Problem - From the records below, copy every line that contains the word "безопасность".

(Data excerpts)
═══
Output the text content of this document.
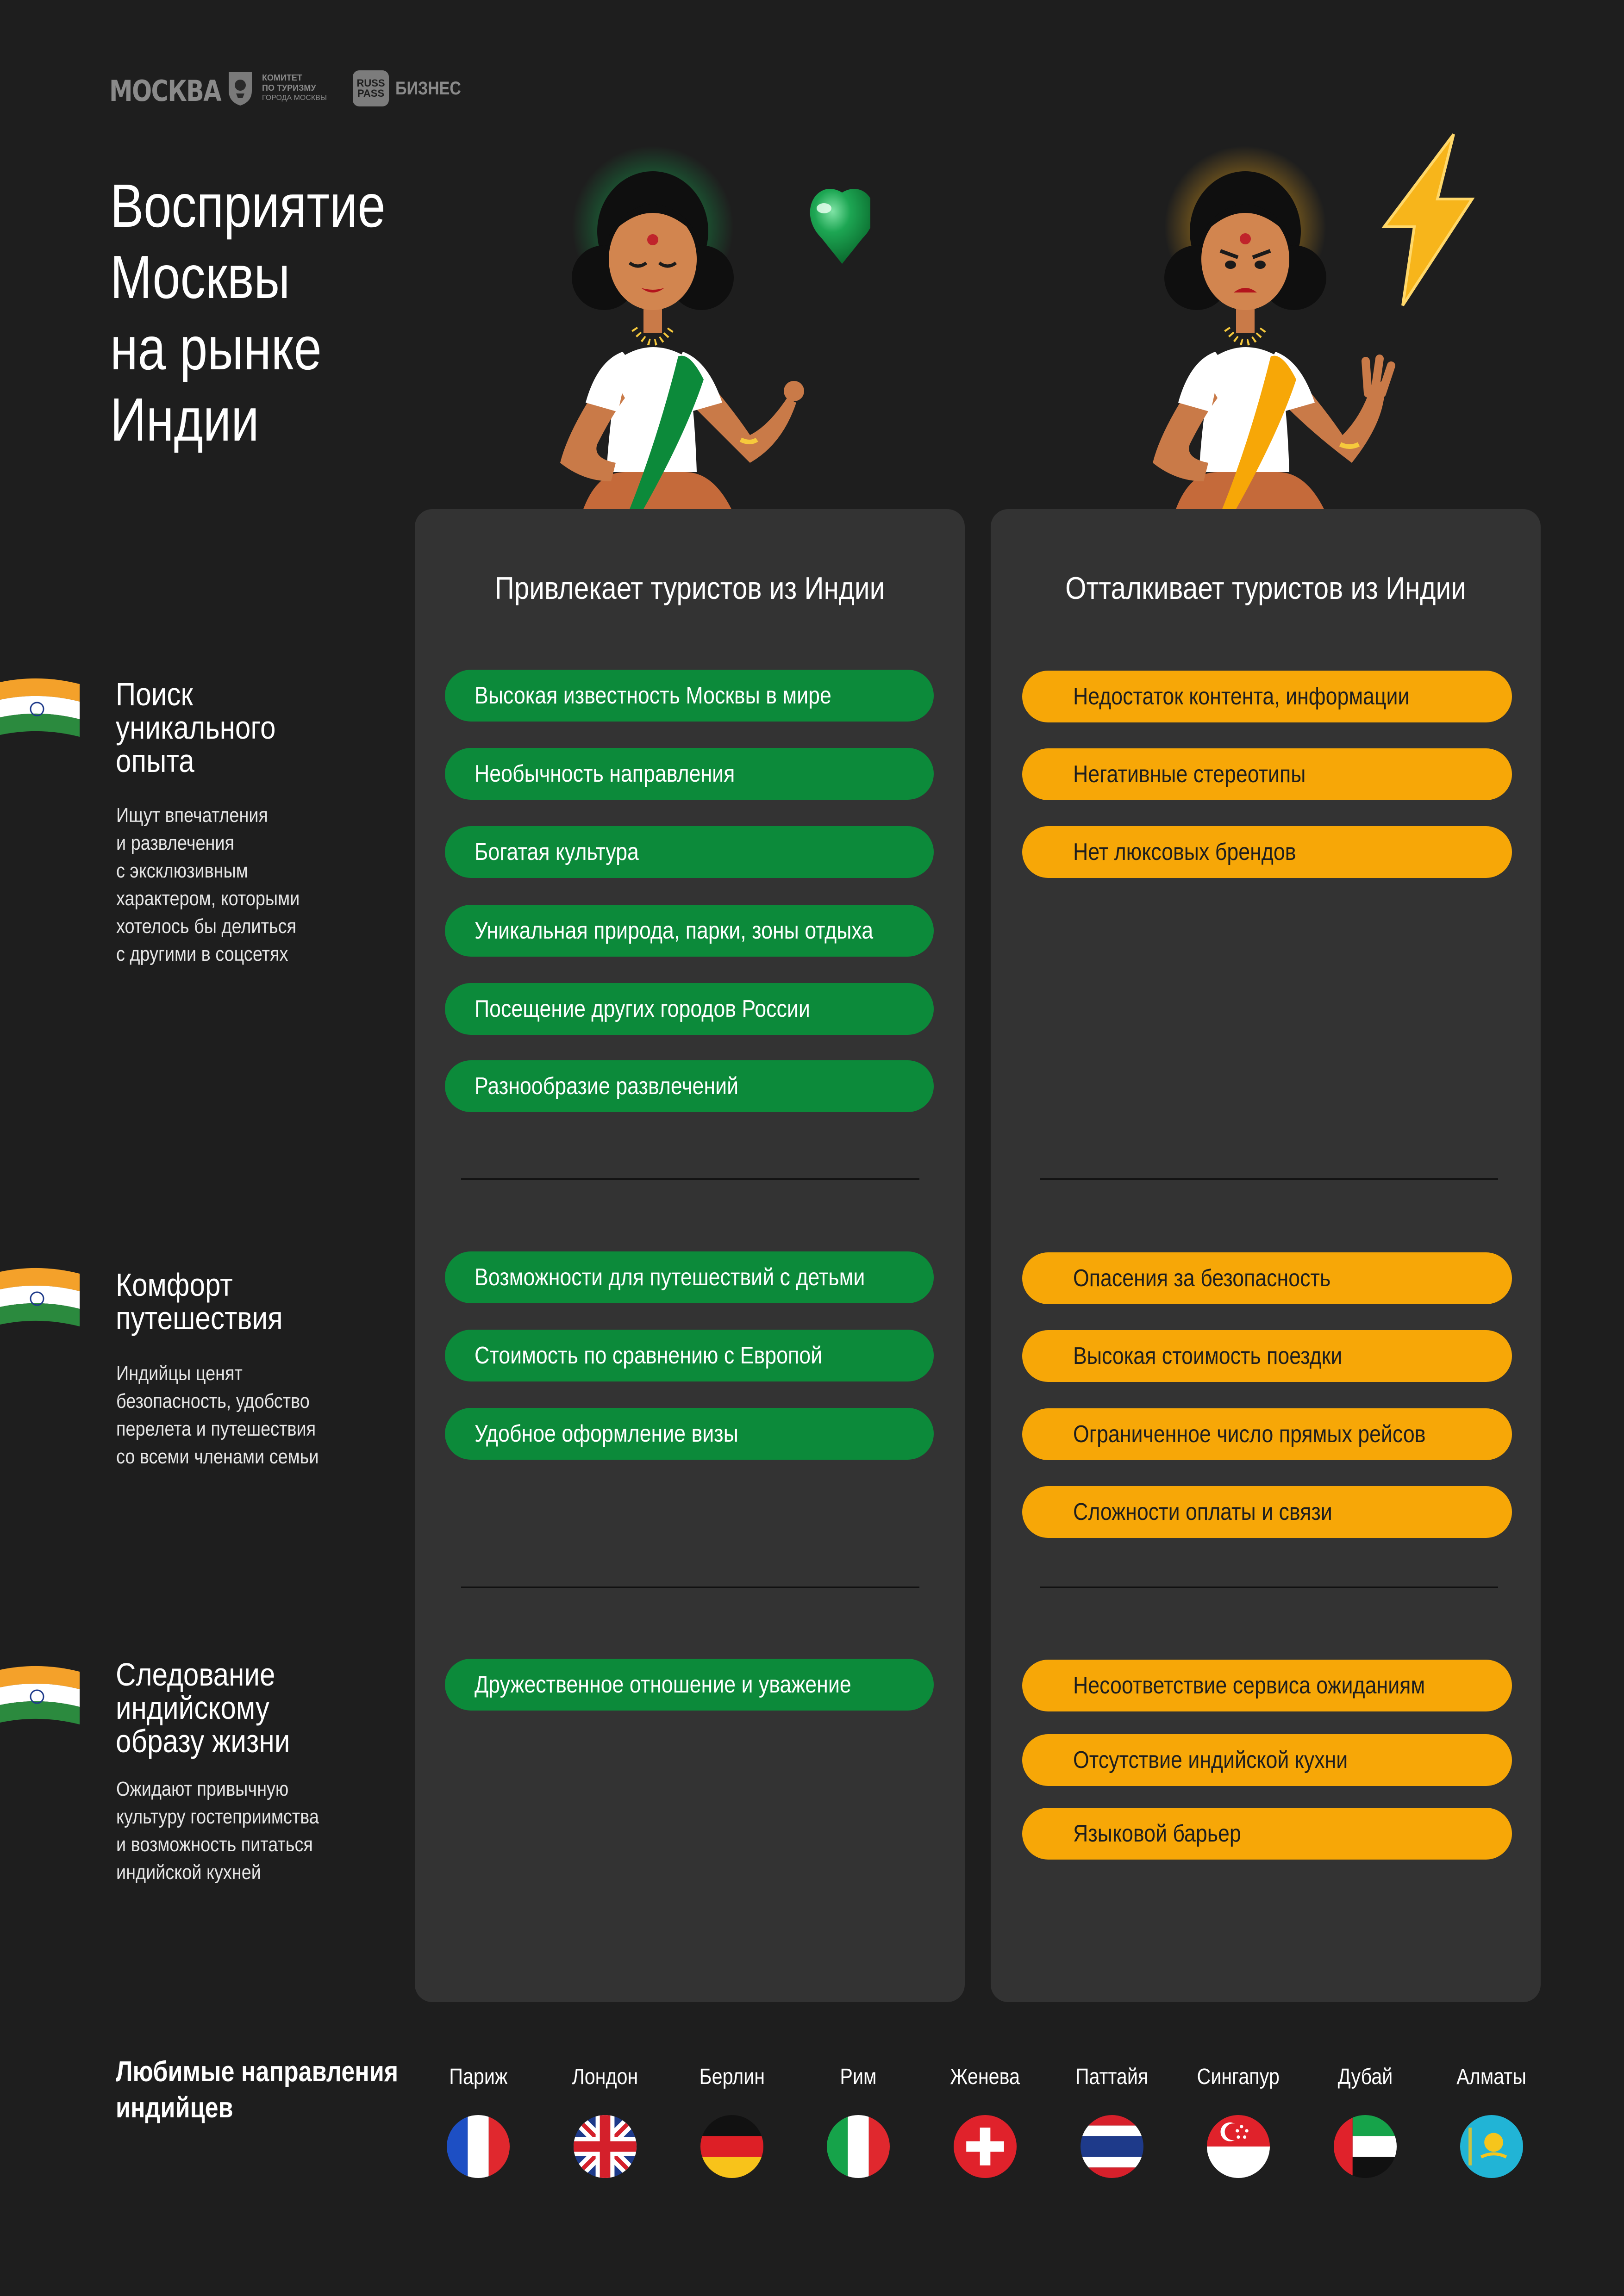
МОСКВА	КОМИТЕТ
ПО ТУРИЗМУ
ГОРОДА МОСКВЫ
RUSS
PASS БИЗНЕС
Восприятие
Москвы
на рынке
Индии
Привлекает туристов из Индии	Отталкивает туристов из Индии
Поиск
уникального
опыта
Ищут впечатления
и развлечения
с эксклюзивным
характером, которыми
хотелось бы делиться
с другими в соцсетях
Высокая известность Москвы в мире
Необычность направления
Богатая культура
Уникальная природа, парки, зоны отдыха
Посещение других городов России
Разнообразие развлечений
Недостаток контента, информации
Негативные стереотипы
Нет люксовых брендов
Комфорт
путешествия
Индийцы ценят
безопасность, удобство
перелета и путешествия
со всеми членами семьи
Возможности для путешествий с детьми
Стоимость по сравнению с Европой
Удобное оформление визы
Опасения за безопасность
Высокая стоимость поездки
Ограниченное число прямых рейсов
Сложности оплаты и связи
Следование
индийскому
образу жизни
Ожидают привычную
культуру гостеприимства
и возможность питаться
индийской кухней
Дружественное отношение и уважение	Несоответствие сервиса ожиданиям
Отсутствие индийской кухни
Языковой барьер
Любимые направления
индийцев
Париж	Лондон	Берлин	Рим	Женева	Паттайя	Сингапур	Дубай	Алматы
═══
Written solution -
безопасность, удобство
Опасения за безопасность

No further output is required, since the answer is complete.